=== OBJECTIFS ===
1 - D'après le texte sur l'archer et les deux vecteurs, que représente le bloc plein qui limite le vecteur horizontal ?
2 - Résumez en deux phrases le texte sur l'archer et les deux vecteurs.
3 - Prolongez le texte sur l'archer et les deux vecteurs à partir de sa dernière phrase.

=== TEXTE ===
================================

Ce premier diagramme illustre l’idée de base :

Le vecteur horizontal représente visuellement ce qui est sous votre contrôle. Le vecteur vertical représente tout le reste, c’est-à-dire ce que vous ne contrôlez pas du tout. Dans le cas de l’archer, le premier vecteur résume la détermination, l’entraînement, la concentration, l’entretien de l’arc et des flèches, et le choix du moment où la flèche est lâchée. Le second vecteur, en revanche, rend compte des éléments sur lesquels l’archer n’a absolument aucun contrôle, comme le fait que sa cible puisse se déplacer (les soldats ennemis ne restent généralement pas plantés là !), les rafales de vent soudaines, etc.
La combinaison de ces deux facteurs donne le vecteur de couleur différente dans le diagramme, qui représente le résultat réel. Comme vous pouvez le voir, le résultat est la combinaison des efforts de l’archer (ce qui dépend de lui) et des facteurs externes (ce qui ne dépend pas de lui).
Cependant, remarquez également le bloc plein qui limite la portée du vecteur horizontal, ce qui représente une limite absolue à ce qui est sous le contrôle de l’archer. Sans cela, on pourrait penser qu’il suffit d’augmenter sans cesse la longueur du vecteur horizontal (c’est-à-dire ses propres efforts) pour finir par éclipser la contribution des facteurs externes, et ainsi toujours atteindre ses objectifs.

================================

=== DONNÉES RECUEILLIES ===
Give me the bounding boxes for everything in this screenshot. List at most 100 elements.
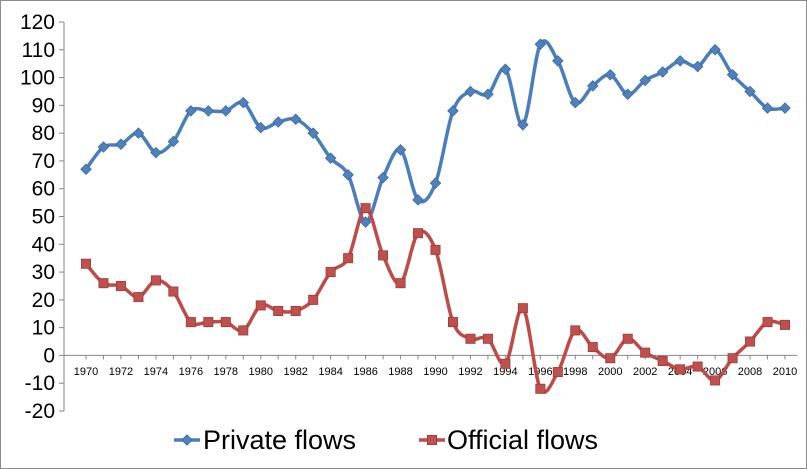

================================

=== RÉSULTATS ===
1 - Une limite absolue à ce qui est sous le contrôle de l'archer.

2 - Un diagramme montre un vecteur horizontal pour ce que l'archer contrôle, comme son entraînement et le moment où il lâche la flèche, et un vecteur vertical pour ce qu'il ne contrôle pas, comme le vent ou une cible qui bouge. Leur combinaison donne le résultat réel, et un bloc plein marque une limite absolue à ce que l'archer contrôle, si bien que plus d'efforts ne suffisent pas toujours à atteindre ses objectifs.

3 -
Bien entendu, il s’agirait là d’un vœu pieux du type Le Secret[1], incompatible avec le fonctionnement du monde, et la physique stoïcienne est là pour nous dire que c’est impossible.
Notez également qu’il n’y a pas de bloc semblable sur le vecteur vertical, ce qui signifie qu’à toutes fins utiles, les forces extérieures peuvent (et vont souvent) éclipser vos efforts quoi qu’il arrive. Une façon de conceptualiser cela est de penser que le réseau des causes et des effets de l’univers est gigantesque et que nos actions n’en sont qu’une infime partie.
Passons maintenant au deuxième diagramme (les trois vecteurs sont superposés, et ne sont légèrement écartés que par souci de clarté) :

Il présente un scénario dans lequel vos efforts sont alignés sur les forces extérieures, ce qui vous permet d’atteindre l’objectif « choisi » (mais, rappelez-vous, non désiré !).
Enfin, le troisième diagramme :

Il s’agit d’un cas extrême où vos efforts sont totalement futiles, parce qu’ils sont éclipsés par la taille des éléments extérieurs. Ici, en tant que stoïcien, vous acceptez le résultat avec sérénité, en vous rappelant que, selon les mots d’Épictète, vous êtes toujours prêts à deux choses (Manuel 4) :
Quand tu vas entreprendre une œuvre quelconque, remets-toi dans l’esprit quelle est cette œuvre. Si tu sors te baigner, représente-toi ce qui se passe au bain : on vous éclabousse, on vous bouscule, on vous injurie, on vous vole ; tu entreprendras cette œuvre avec plus d’assurance, si tu te dis tout de suite : « Je veux me baigner, et aussi garder ma volonté en accord avec la nature » (trad. J. Pépin).
Rester en harmonie avec la nature signifie choisir, mais non désirer, certains résultats. Cela signifie que vous cultivez une attitude d’équanimité à l’égard de ce qui vous arrive. Telle est la voie du stoïcien, la voie de l’ataraxie.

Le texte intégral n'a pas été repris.